» **QUOTED TEXT**:
────────────────────

Why this matters for FO: The FO project ($255K) is a tiny fraction of Blueshift's $7.9M NASA portfolio. FO's value here is providing the microgravity validation that SBIR alone cannot — physical testing in reduced gravity is the critical TRL gate between lab simulation and lunar deployment.
Comparison to CisLunar Industries: Both are small companies building comprehensive ISRU portfolios through SBIR+FO. CisLunar focuses on metal processing and propellant; Blueshift focuses on construction and oxygen extraction. Both target the same lunar surface operations market.
Surprise level: HIGH — Expected a small ISRU startup with 1–2 products. Found a comprehensive 8+ product line company with $7.9M in NASA funding — the largest SBIR portfolio of any FO participant not previously identified.
Verification¶
- Sample size: 1 FO project; 21 NASA contracts
- Queries: techport_get_project [158514]; techport_find_projects lead_organization=Blueshift; USASpending search "Blueshift LLC" + NASA; web search Blueshift LLC Outward Technologies
- Evidence: USASpending contract records confirmed (21 awards, ~$9.1M verified Session 91); Outward Technologies website confirmed; ASCE publication on landing pad construction; sbir.nasa.gov firm profile confirmed; patents assigned to Blueshift LLC dba Outward Technologies confirmed
- Counter-query: Does Blueshift have non-NASA revenue (commercial, DoD, international)? No USASpending DoD contracts found. Company website shows no commercial products for sale — appears 100% NASA SBIR-funded
- Confidence: Confirmed for NASA portfolio scope; speculative for commercial viability (no non-NASA revenue identified)

────────────────────

Copy the part of the Blueshift assessment starting at "Verification¶" and ending at "non-NASA revenue identified)". The lines after this point are separate material, apart from the Blueshift assessment.

» **SOURCE EXCERPT**:
────────────────────

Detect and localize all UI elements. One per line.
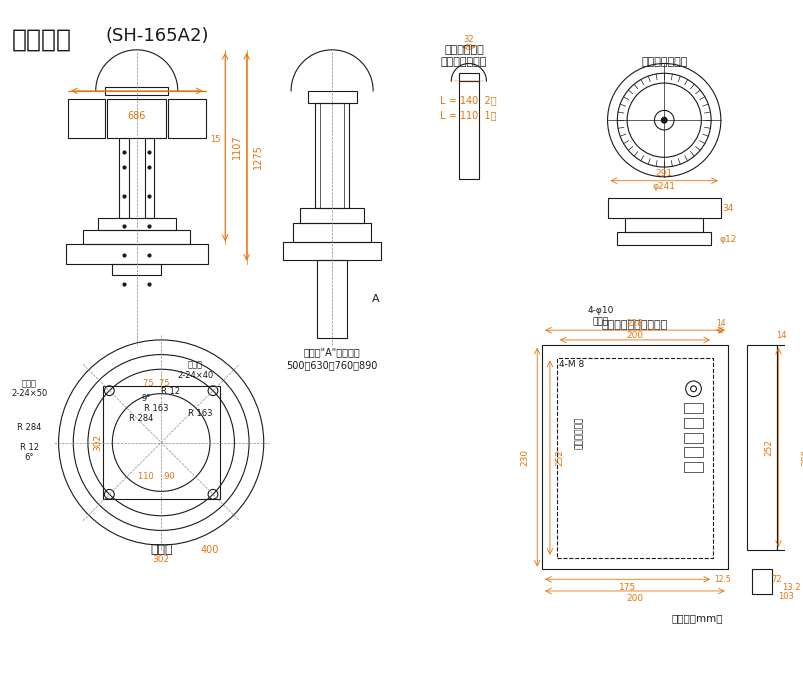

────────────────────

» **RESULT BELOW**:
Verification¶
- Sample size: 1 FO project; 21 NASA contracts
- Queries: techport_get_project [158514]; techport_find_projects lead_organization=Blueshift; USASpending search "Blueshift LLC" + NASA; web search Blueshift LLC Outward Technologies
- Evidence: USASpending contract records confirmed (21 awards, ~$9.1M verified Session 91); Outward Technologies website confirmed; ASCE publication on landing pad construction; sbir.nasa.gov firm profile confirmed; patents assigned to Blueshift LLC dba Outward Technologies confirmed
- Counter-query: Does Blueshift have non-NASA revenue (commercial, DoD, international)? No USASpending DoD contracts found. Company website shows no commercial products for sale — appears 100% NASA SBIR-funded
- Confidence: Confirmed for NASA portfolio scope; speculative for commercial viability (no non-NASA revenue identified)